= EXERCISE REQUIREMENTS =
Go through the data below. Pull out every line that has the word "name".

= DATA SHOWN =
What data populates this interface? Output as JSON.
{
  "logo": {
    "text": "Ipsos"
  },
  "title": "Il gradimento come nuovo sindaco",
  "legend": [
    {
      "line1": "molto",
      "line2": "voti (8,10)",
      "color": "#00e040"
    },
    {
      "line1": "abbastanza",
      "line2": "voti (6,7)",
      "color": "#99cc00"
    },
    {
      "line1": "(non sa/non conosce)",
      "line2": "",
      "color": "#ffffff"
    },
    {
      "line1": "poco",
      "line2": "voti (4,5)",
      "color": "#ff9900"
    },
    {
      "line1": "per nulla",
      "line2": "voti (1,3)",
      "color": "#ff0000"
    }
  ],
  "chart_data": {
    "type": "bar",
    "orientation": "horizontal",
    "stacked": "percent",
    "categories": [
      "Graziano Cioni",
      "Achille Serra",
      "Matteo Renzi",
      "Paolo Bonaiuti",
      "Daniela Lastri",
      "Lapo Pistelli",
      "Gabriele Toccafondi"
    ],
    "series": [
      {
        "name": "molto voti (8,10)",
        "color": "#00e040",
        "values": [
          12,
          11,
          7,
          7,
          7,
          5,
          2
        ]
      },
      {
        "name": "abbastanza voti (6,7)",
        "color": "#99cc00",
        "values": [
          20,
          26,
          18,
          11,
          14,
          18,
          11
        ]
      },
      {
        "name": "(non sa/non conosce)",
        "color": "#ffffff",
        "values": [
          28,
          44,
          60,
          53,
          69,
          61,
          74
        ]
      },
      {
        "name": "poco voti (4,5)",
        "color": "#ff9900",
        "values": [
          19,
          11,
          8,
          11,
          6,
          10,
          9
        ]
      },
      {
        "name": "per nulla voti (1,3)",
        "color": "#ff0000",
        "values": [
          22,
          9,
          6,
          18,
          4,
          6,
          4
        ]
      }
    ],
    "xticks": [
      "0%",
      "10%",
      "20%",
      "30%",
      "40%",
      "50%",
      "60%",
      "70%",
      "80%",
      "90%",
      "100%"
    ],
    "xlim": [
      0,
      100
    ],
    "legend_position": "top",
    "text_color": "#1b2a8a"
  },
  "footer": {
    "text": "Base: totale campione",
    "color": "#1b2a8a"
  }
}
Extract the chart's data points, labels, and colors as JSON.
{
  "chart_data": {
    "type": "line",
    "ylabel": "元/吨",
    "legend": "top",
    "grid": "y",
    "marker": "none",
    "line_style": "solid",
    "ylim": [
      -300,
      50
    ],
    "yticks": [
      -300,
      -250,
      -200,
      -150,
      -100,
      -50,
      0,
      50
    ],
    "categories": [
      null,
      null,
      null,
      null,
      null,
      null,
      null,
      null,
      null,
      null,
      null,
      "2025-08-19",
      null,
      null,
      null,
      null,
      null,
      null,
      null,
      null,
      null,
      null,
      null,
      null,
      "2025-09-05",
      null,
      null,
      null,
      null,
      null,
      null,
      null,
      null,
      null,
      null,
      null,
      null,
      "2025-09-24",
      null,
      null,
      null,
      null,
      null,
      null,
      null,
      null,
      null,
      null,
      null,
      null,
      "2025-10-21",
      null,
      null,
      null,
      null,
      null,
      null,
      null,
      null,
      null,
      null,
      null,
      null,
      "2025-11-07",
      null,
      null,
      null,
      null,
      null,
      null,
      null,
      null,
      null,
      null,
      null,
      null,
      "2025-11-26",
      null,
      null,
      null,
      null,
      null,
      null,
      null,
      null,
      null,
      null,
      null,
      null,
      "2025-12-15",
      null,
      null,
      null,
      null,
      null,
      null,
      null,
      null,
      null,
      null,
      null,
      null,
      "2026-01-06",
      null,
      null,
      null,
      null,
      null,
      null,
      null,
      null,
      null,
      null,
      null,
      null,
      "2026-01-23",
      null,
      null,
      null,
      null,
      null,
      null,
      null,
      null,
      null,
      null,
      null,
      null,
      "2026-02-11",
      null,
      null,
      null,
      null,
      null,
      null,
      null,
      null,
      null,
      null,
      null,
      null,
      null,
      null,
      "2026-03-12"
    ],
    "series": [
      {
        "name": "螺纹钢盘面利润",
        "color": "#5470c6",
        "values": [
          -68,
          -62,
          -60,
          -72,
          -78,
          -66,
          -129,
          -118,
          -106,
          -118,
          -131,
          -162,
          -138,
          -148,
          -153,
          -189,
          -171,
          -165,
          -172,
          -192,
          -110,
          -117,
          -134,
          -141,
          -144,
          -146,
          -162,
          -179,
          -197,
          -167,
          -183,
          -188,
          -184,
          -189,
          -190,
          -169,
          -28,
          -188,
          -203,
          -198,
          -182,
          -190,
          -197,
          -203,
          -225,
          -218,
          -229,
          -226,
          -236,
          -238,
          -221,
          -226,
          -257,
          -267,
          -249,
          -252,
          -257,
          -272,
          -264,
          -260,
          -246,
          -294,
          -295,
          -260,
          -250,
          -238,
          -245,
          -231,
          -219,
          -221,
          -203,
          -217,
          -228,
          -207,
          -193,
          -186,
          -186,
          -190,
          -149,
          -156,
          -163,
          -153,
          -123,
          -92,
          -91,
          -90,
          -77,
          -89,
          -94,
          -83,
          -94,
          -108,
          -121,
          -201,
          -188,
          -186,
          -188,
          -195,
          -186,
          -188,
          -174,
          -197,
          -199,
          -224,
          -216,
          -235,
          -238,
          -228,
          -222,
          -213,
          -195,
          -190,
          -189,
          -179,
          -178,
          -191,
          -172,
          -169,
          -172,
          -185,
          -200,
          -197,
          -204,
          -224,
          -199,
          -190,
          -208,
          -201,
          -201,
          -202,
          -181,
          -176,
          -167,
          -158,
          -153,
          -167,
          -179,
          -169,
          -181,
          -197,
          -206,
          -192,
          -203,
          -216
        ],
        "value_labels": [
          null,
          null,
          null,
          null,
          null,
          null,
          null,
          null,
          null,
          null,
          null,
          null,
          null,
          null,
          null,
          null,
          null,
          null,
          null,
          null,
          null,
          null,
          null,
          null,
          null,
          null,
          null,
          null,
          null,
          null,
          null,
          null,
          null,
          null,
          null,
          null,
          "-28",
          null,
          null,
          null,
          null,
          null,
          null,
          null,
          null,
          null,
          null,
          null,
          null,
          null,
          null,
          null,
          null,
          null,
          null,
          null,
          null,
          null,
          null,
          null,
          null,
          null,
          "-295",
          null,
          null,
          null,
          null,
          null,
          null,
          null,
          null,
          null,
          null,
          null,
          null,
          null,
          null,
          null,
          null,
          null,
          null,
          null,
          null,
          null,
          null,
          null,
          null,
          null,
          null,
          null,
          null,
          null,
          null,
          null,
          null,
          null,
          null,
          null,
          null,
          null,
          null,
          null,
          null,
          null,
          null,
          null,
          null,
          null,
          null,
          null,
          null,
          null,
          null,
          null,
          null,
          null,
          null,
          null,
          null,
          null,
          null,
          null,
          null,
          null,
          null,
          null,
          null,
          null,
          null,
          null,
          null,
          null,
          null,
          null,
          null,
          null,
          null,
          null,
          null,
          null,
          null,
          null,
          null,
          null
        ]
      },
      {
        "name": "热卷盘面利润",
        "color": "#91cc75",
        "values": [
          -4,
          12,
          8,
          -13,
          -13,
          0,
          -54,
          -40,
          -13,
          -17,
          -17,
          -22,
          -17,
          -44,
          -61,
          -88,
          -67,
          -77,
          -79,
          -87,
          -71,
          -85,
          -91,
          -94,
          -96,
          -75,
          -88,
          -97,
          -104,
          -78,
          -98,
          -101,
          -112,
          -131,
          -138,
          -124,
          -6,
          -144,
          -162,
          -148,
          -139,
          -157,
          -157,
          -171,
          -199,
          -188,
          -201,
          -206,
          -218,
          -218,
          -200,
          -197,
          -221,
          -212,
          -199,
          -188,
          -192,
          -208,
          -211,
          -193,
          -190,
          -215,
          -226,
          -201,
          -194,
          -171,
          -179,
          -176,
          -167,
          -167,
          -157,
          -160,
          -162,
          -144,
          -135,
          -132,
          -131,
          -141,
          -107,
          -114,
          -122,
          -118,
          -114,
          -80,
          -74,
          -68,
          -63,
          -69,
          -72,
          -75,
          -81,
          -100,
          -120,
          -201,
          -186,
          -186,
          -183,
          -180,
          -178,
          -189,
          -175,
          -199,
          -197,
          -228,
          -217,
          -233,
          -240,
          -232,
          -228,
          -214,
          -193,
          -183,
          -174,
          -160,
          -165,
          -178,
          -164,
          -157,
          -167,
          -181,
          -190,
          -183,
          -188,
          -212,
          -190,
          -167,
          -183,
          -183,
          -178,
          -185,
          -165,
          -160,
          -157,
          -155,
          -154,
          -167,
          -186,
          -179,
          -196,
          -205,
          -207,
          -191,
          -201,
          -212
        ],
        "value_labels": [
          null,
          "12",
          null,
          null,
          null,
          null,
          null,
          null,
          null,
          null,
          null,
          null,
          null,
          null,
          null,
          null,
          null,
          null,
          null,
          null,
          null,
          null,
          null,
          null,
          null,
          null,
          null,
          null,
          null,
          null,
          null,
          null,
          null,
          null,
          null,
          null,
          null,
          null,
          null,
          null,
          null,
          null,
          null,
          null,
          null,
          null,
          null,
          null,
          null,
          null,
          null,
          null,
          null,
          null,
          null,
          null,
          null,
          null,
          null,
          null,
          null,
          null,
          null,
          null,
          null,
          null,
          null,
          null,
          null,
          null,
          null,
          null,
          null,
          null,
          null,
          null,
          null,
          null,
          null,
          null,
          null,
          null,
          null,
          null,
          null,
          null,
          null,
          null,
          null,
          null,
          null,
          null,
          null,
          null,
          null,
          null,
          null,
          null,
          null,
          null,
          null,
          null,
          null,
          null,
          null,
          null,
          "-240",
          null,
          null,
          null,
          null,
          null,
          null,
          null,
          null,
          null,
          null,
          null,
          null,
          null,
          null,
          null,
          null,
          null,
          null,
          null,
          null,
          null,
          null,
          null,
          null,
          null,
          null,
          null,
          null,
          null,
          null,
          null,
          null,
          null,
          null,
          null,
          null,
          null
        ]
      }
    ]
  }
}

= OUTPUT FOR THIS TASK =
        "name": "molto voti (8,10)",
        "name": "abbastanza voti (6,7)",
        "name": "(non sa/non conosce)",
        "name": "poco voti (4,5)",
        "name": "per nulla voti (1,3)",
        "name": "螺纹钢盘面利润",
        "name": "热卷盘面利润",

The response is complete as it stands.